**Stated goal:** Reproduce all records exactly.

--- Begin Data supplied ---

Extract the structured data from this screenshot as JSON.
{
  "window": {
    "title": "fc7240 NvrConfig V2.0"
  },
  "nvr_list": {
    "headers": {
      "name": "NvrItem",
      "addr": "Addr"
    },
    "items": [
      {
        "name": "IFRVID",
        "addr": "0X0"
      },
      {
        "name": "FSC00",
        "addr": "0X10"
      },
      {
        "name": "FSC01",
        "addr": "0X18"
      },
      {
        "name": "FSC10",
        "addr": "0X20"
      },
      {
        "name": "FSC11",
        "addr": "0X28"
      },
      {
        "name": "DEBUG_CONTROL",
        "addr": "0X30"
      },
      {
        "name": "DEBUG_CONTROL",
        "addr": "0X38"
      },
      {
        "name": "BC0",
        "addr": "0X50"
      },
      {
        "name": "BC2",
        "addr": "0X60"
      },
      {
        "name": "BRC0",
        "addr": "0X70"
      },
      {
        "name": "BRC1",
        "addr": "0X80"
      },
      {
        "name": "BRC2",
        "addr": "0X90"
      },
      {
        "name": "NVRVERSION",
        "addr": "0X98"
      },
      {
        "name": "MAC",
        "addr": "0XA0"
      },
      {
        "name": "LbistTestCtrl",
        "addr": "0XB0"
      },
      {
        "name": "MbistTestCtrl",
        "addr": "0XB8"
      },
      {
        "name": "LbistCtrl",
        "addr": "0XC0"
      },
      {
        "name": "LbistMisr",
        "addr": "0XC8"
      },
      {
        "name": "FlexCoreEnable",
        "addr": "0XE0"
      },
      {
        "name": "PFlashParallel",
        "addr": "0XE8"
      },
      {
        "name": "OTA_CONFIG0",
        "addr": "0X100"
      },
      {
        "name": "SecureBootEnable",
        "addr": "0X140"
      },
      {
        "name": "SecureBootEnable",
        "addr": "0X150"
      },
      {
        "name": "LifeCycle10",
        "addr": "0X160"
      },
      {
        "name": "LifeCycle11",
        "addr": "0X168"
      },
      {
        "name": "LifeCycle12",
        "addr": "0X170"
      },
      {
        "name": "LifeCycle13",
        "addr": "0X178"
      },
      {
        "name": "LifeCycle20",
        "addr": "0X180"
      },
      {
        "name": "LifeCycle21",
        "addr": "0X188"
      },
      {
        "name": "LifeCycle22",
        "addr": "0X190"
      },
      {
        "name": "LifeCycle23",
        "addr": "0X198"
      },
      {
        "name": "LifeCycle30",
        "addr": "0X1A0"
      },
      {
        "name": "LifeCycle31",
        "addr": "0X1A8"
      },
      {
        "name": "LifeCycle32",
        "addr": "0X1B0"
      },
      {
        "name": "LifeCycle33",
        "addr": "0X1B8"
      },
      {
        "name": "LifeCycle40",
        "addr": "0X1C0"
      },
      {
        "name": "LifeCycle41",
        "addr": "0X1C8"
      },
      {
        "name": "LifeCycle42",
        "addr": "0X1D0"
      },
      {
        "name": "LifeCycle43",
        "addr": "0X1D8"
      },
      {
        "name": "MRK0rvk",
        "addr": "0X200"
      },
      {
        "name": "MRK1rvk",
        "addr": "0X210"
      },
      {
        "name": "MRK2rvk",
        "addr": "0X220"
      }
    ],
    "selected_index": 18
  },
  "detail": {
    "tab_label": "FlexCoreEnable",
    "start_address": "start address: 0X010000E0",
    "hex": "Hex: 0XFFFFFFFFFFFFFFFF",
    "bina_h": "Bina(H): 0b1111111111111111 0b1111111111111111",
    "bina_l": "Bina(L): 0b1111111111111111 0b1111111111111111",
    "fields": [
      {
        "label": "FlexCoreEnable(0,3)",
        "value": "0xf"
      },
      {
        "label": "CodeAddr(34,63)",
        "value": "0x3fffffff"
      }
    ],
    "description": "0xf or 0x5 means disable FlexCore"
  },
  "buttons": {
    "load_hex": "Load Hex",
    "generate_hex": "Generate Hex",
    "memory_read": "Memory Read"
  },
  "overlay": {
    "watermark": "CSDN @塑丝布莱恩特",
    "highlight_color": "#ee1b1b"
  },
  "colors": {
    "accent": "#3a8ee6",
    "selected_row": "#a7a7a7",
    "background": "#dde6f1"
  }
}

--- End Data supplied ---

**Exercise response:**
Extract the structured data from this screenshot as JSON.
{
  "window": {
    "title": "fc7240 NvrConfig V2.0"
  },
  "nvr_list": {
    "headers": {
      "name": "NvrItem",
      "addr": "Addr"
    },
    "items": [
      {
        "name": "IFRVID",
        "addr": "0X0"
      },
      {
        "name": "FSC00",
        "addr": "0X10"
      },
      {
        "name": "FSC01",
        "addr": "0X18"
      },
      {
        "name": "FSC10",
        "addr": "0X20"
      },
      {
        "name": "FSC11",
        "addr": "0X28"
      },
      {
        "name": "DEBUG_CONTROL",
        "addr": "0X30"
      },
      {
        "name": "DEBUG_CONTROL",
        "addr": "0X38"
      },
      {
        "name": "BC0",
        "addr": "0X50"
      },
      {
        "name": "BC2",
        "addr": "0X60"
      },
      {
        "name": "BRC0",
        "addr": "0X70"
      },
      {
        "name": "BRC1",
        "addr": "0X80"
      },
      {
        "name": "BRC2",
        "addr": "0X90"
      },
      {
        "name": "NVRVERSION",
        "addr": "0X98"
      },
      {
        "name": "MAC",
        "addr": "0XA0"
      },
      {
        "name": "LbistTestCtrl",
        "addr": "0XB0"
      },
      {
        "name": "MbistTestCtrl",
        "addr": "0XB8"
      },
      {
        "name": "LbistCtrl",
        "addr": "0XC0"
      },
      {
        "name": "LbistMisr",
        "addr": "0XC8"
      },
      {
        "name": "FlexCoreEnable",
        "addr": "0XE0"
      },
      {
        "name": "PFlashParallel",
        "addr": "0XE8"
      },
      {
        "name": "OTA_CONFIG0",
        "addr": "0X100"
      },
      {
        "name": "SecureBootEnable",
        "addr": "0X140"
      },
      {
        "name": "SecureBootEnable",
        "addr": "0X150"
      },
      {
        "name": "LifeCycle10",
        "addr": "0X160"
      },
      {
        "name": "LifeCycle11",
        "addr": "0X168"
      },
      {
        "name": "LifeCycle12",
        "addr": "0X170"
      },
      {
        "name": "LifeCycle13",
        "addr": "0X178"
      },
      {
        "name": "LifeCycle20",
        "addr": "0X180"
      },
      {
        "name": "LifeCycle21",
        "addr": "0X188"
      },
      {
        "name": "LifeCycle22",
        "addr": "0X190"
      },
      {
        "name": "LifeCycle23",
        "addr": "0X198"
      },
      {
        "name": "LifeCycle30",
        "addr": "0X1A0"
      },
      {
        "name": "LifeCycle31",
        "addr": "0X1A8"
      },
      {
        "name": "LifeCycle32",
        "addr": "0X1B0"
      },
      {
        "name": "LifeCycle33",
        "addr": "0X1B8"
      },
      {
        "name": "LifeCycle40",
        "addr": "0X1C0"
      },
      {
        "name": "LifeCycle41",
        "addr": "0X1C8"
      },
      {
        "name": "LifeCycle42",
        "addr": "0X1D0"
      },
      {
        "name": "LifeCycle43",
        "addr": "0X1D8"
      },
      {
        "name": "MRK0rvk",
        "addr": "0X200"
      },
      {
        "name": "MRK1rvk",
        "addr": "0X210"
      },
      {
        "name": "MRK2rvk",
        "addr": "0X220"
      }
    ],
    "selected_index": 18
  },
  "detail": {
    "tab_label": "FlexCoreEnable",
    "start_address": "start address: 0X010000E0",
    "hex": "Hex: 0XFFFFFFFFFFFFFFFF",
    "bina_h": "Bina(H): 0b1111111111111111 0b1111111111111111",
    "bina_l": "Bina(L): 0b1111111111111111 0b1111111111111111",
    "fields": [
      {
        "label": "FlexCoreEnable(0,3)",
        "value": "0xf"
      },
      {
        "label": "CodeAddr(34,63)",
        "value": "0x3fffffff"
      }
    ],
    "description": "0xf or 0x5 means disable FlexCore"
  },
  "buttons": {
    "load_hex": "Load Hex",
    "generate_hex": "Generate Hex",
    "memory_read": "Memory Read"
  },
  "overlay": {
    "watermark": "CSDN @塑丝布莱恩特",
    "highlight_color": "#ee1b1b"
  },
  "colors": {
    "accent": "#3a8ee6",
    "selected_row": "#a7a7a7",
    "background": "#dde6f1"
  }
}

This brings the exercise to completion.